--- START Source material ---

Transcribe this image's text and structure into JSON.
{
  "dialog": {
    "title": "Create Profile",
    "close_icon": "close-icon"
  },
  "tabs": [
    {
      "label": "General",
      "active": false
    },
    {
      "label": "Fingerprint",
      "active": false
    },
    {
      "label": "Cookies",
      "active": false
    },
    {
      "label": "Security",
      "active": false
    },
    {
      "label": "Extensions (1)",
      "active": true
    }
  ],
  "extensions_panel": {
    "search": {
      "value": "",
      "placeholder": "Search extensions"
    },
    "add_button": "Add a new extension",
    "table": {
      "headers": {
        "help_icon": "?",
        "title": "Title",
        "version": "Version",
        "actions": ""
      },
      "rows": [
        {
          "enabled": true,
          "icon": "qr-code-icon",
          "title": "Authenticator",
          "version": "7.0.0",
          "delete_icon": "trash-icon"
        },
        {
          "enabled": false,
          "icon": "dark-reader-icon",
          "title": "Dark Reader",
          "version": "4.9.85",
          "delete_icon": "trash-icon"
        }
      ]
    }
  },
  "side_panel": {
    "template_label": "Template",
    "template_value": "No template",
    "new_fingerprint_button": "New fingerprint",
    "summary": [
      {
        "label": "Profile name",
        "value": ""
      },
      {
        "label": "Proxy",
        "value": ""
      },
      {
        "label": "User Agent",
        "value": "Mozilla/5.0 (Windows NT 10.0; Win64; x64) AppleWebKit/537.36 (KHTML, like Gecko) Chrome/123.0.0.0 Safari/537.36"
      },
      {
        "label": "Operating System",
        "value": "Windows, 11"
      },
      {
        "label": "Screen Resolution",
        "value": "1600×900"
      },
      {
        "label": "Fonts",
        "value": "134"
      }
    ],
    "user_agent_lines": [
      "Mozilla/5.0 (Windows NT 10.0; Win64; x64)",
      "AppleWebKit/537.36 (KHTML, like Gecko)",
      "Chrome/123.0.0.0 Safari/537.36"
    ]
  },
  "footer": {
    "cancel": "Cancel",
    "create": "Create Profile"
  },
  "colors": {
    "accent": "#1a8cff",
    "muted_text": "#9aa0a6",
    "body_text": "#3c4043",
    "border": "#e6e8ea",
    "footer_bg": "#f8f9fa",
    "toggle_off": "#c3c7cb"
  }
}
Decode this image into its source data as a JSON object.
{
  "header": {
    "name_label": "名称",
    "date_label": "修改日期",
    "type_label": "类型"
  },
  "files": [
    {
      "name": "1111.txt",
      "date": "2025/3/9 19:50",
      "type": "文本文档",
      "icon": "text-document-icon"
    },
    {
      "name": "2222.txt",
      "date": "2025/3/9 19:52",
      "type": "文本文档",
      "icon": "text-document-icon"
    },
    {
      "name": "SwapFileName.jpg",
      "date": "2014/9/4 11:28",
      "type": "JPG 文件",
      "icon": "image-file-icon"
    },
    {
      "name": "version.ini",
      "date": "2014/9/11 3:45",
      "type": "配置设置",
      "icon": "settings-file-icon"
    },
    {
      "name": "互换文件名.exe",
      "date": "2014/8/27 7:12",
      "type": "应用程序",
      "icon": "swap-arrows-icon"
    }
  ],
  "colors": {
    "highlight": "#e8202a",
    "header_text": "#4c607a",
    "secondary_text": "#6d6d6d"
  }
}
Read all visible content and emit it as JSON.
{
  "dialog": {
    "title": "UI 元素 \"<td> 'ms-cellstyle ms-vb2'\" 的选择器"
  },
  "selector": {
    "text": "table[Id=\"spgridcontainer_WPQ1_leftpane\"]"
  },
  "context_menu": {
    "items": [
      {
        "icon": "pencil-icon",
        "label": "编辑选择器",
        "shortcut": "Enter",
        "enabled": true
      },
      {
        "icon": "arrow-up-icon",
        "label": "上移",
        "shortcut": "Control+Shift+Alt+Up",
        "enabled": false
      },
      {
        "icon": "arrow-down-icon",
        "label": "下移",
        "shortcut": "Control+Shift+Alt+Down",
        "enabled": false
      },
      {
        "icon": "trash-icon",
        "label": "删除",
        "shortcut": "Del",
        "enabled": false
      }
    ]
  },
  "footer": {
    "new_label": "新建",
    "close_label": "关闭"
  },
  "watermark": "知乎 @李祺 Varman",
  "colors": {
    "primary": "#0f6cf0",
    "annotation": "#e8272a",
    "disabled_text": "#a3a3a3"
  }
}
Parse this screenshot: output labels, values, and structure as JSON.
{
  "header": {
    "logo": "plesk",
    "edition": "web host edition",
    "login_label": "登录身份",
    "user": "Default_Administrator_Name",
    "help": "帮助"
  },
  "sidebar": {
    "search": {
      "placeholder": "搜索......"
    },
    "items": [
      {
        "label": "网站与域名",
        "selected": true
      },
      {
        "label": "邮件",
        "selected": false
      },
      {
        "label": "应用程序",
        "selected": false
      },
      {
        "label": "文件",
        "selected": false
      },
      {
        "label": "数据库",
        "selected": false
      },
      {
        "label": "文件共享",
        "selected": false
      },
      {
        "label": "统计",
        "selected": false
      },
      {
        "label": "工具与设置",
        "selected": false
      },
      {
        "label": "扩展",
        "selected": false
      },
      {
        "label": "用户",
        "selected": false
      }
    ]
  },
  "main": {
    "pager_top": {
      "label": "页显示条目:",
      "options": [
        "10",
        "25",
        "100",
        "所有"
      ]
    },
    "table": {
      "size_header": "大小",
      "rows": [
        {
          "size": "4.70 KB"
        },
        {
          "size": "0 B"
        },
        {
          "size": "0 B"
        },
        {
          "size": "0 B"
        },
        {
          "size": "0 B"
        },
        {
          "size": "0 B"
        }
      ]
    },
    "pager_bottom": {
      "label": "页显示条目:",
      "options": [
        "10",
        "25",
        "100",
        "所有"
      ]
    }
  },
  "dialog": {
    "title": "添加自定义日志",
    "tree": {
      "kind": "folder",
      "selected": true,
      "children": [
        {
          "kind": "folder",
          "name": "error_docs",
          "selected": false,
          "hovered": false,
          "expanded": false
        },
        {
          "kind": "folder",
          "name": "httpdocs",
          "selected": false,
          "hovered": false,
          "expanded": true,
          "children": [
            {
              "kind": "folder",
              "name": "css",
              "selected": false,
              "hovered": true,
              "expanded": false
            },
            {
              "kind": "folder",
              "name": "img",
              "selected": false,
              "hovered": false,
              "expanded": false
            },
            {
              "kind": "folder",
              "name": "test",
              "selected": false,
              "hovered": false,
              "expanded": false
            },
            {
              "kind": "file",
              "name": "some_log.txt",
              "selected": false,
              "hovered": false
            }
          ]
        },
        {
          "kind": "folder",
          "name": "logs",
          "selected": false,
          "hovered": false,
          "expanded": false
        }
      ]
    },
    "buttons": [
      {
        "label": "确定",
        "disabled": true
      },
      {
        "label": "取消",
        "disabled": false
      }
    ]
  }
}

--- END Source material ---

Collect from the data above every line that includes "like".

> [Full response]
        "value": "Mozilla/5.0 (Windows NT 10.0; Win64; x64) AppleWebKit/537.36 (KHTML, like Gecko) Chrome/123.0.0.0 Safari/537.36"
      "AppleWebKit/537.36 (KHTML, like Gecko)",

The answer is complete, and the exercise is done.